**What you will do**
Note each line of the listing that contains the string "датумот", and copy it.

**Data for the task**
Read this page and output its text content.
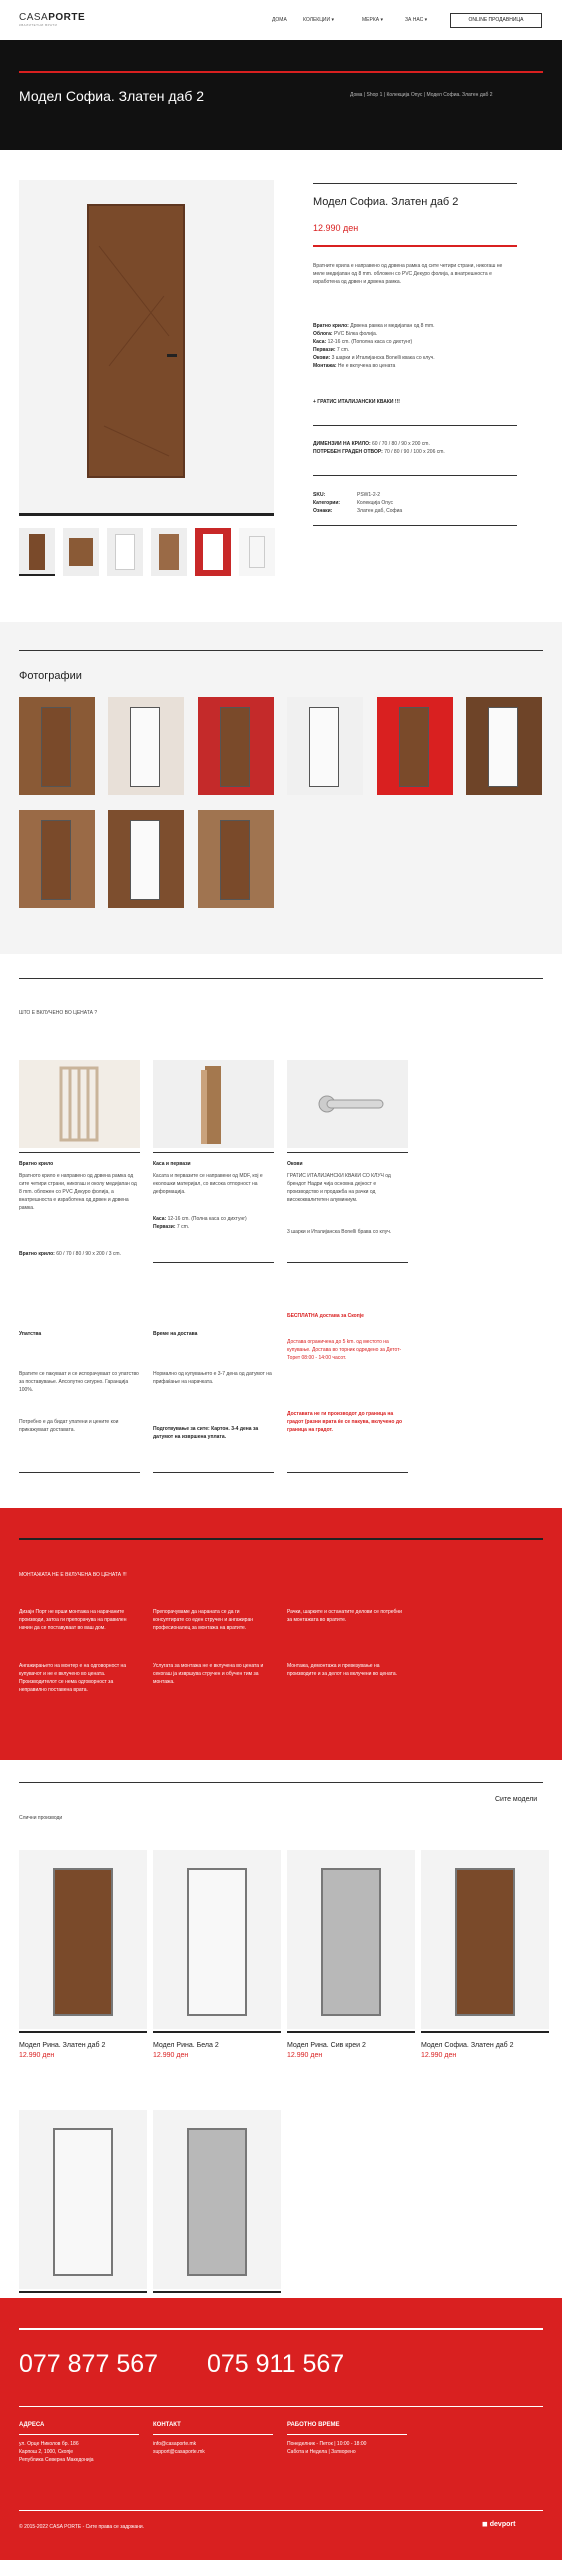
CASAPORTE
КВАЛИТЕТНИ ВРАТИ
ДОМА	КОЛЕКЦИИ ▾	МЕРКА ▾	ЗА НАС ▾	ONLINE ПРОДАВНИЦА
Модел Софиа. Златен даб 2	Дома | Shop 1 | Колекција Опус | Модел Софиа. Златен даб 2
Модел Софиа. Златен даб 2
12.990 ден
Вратните крила е направено од дрвена рамка од сите четири страни, никогаш не меле медијапан од 8 mm. обложен со PVC Декуро фолијa, а внатрешноста е изработена од дрвен и дрвена рамка.
Вратно крило: Дрвена рамка и медијапан од 8 mm.
Облога: PVC Білка фолија.
Каса: 12-16 cm. (Пополна каса со дихтунг)
Первази: 7 cm.
Окови: 3 шарки и Италијанска Bonelli квака со клуч.
Монтажа: Не е вклучена во цената
+ ГРАТИС ИТАЛИЈАНСКИ КВАКИ !!!
ДИМЕНЗИИ НА КРИЛО: 60 / 70 / 80 / 90 x 200 cm.
ПОТРЕБЕН ГРАДЕН ОТВОР: 70 / 80 / 90 / 100 x 206 cm.
SKU:	PSW1-2-2
Категории:	Колекција Опус
Ознаки:	Златен даб, Софиа
Фотографии
ШТО Е ВКЛУЧЕНО ВО ЦЕНАТА ?
Вратно крило
Вратното крило е направено од дрвена рамка од сите четири страни, никогаш и околу медијапан од 8 mm. обложен со PVC Декуро фолија, а внатрешноста е изработена од дрвен и дрвена рамка.
Вратно крило: 60 / 70 / 80 / 90 x 200 / 3 cm.
Каса и первази
Касата и первазите се направени од MDF, кој е еколошки материјал, со висока отпорност на деформација.
Каса: 12-16 cm. (Полна каса со дихтунг)
Первази: 7 cm.
Окови
ГРАТИС ИТАЛИЈАНСКИ КВАКИ СО КЛУЧ од брендот Надри чија основна дејност е производство и продажба на рачки од висококвалитетен алуминиум.
3 шарки и Италијанска Bonelli брава со клуч.
Упатства
Вратите се пакуваат и се испорачуваат со упатство за поставување. Апсолутно сигурно. Гаранција 100%.
Потребно е да бидат упатени и цените кои прикажуваат доставата.
Време на достава
Нормално од купувањето е 3-7 дена од датумот на прифаќање на нарачката.
Подготвување за сите: Картон. 3-4 дена за датумот на извршена уплата.
БЕСПЛАТНА достава за Скопје
Достава ограничена до 5 km. од местото на купување. Достава во торник одредено за Детот-Торет 08:00 - 14:00 часот.
Доставата не ги производот до граница на градот (разни врата ќе се пакува, вклучено до граница на градот.
МОНТАЖАТА НЕ Е ВКЛУЧЕНА ВО ЦЕНАТА !!!
Дизајн Порт не врши монтажа на нарачаните производи, затоа ги препорачува на правилен начин да се поставуваат во ваш дом.
Препорачуваме да нараната се да ги консултирате со еден стручен и ангажиран професионалец за монтажа на вратите.
Рачки, шарките и останатите делови се потребни за монтажата во вратите.
Ангажирањето на монтер е на одговорност на купувачот и не е вклучено во цената. Производителот се нема одговорност за неправилно поставена врата.
Услугата за монтажа не е вклучена во цената и секогаш ја извршува стручен и обучен тим за монтажа.
Монтажа, демонтажа и превезување на производите и за делот на вклучени во цената.
Сите модели
Слични производи
Модел Рина. Златен даб 2
12.990 ден
Модел Рина. Бела 2
12.990 ден
Модел Рина. Сив креи 2
12.990 ден
Модел Софиа. Златен даб 2
12.990 ден
077 877 567 075 911 567
АДРЕСА
ул. Орце Николов бр. 186
Карпош 2, 1000, Скопје
Република Северна Македонија
КОНТАКТ
info@casaporte.mk
support@casaporte.mk
РАБОТНО ВРЕМЕ
Понеделник - Петок | 10:00 - 18:00
Сабота и Недела | Затворено
© 2015-2022 CASA PORTE - Сите права се задржани.	◼ devport
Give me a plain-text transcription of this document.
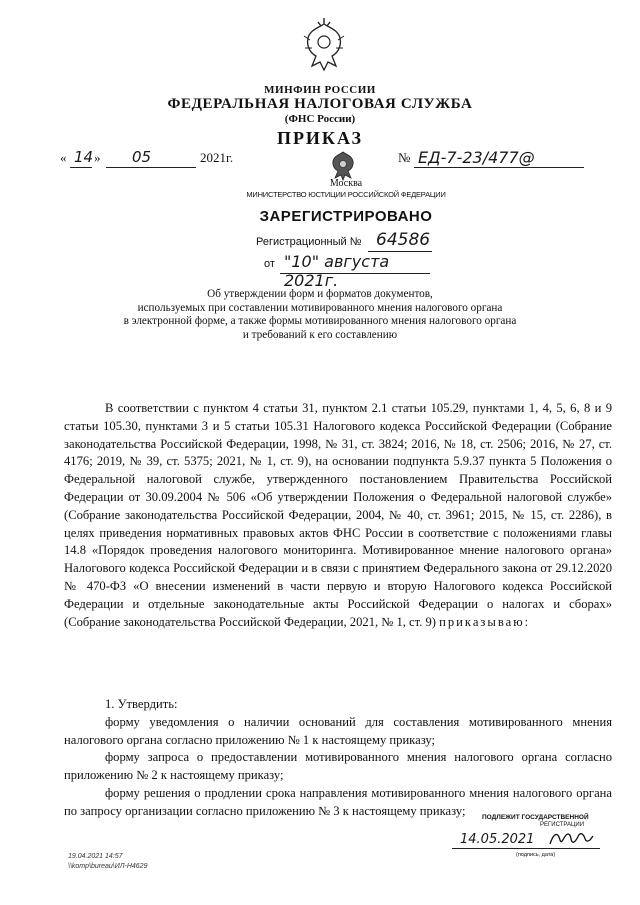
МИНФИН РОССИИ
ФЕДЕРАЛЬНАЯ НАЛОГОВАЯ СЛУЖБА
(ФНС России)
ПРИКАЗ
« 14 » 05	2021г.	№ ЕД-7-23/477@
Москва
МИНИСТЕРСТВО ЮСТИЦИИ РОССИЙСКОЙ ФЕДЕРАЦИИ
ЗАРЕГИСТРИРОВАНО
Регистрационный № 64586
от "10" августа 2021г.
Об утверждении форм и форматов документов,
используемых при составлении мотивированного мнения налогового органа
в электронной форме, а также формы мотивированного мнения налогового органа
и требований к его составлению

В соответствии с пунктом 4 статьи 31, пунктом 2.1 статьи 105.29, пунктами 1, 4, 5, 6, 8 и 9 статьи 105.30, пунктами 3 и 5 статьи 105.31 Налогового кодекса Российской Федерации (Собрание законодательства Российской Федерации, 1998, № 31, ст. 3824; 2016, № 18, ст. 2506; 2016, № 27, ст. 4176; 2019, № 39, ст. 5375; 2021, № 1, ст. 9), на основании подпункта 5.9.37 пункта 5 Положения о Федеральной налоговой службе, утвержденного постановлением Правительства Российской Федерации от 30.09.2004 № 506 «Об утверждении Положения о Федеральной налоговой службе» (Собрание законодательства Российской Федерации, 2004, № 40, ст. 3961; 2015, № 15, ст. 2286), в целях приведения нормативных правовых актов ФНС России в соответствие с положениями главы 14.8 «Порядок проведения налогового мониторинга. Мотивированное мнение налогового органа» Налогового кодекса Российской Федерации и в связи с принятием Федерального закона от 29.12.2020 № 470-ФЗ «О внесении изменений в части первую и вторую Налогового кодекса Российской Федерации и отдельные законодательные акты Российской Федерации о налогах и сборах» (Собрание законодательства Российской Федерации, 2021, № 1, ст. 9) приказываю:

1. Утвердить:

форму уведомления о наличии оснований для составления мотивированного мнения налогового органа согласно приложению № 1 к настоящему приказу;

форму запроса о предоставлении мотивированного мнения налогового органа согласно приложению № 2 к настоящему приказу;

форму решения о продлении срока направления мотивированного мнения налогового органа по запросу организации согласно приложению № 3 к настоящему приказу;

19.04.2021 14:57
\\komp\bureau\ИЛ-Н4629
ПОДЛЕЖИТ ГОСУДАРСТВЕННОЙ
РЕГИСТРАЦИИ
14.05.2021
(подпись, дата)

**The output**
Нормално од купувањето е 3-7 дена од датумот на прифаќање на нарачката.
Подготвување за сите: Картон. 3-4 дена за датумот на извршена уплата.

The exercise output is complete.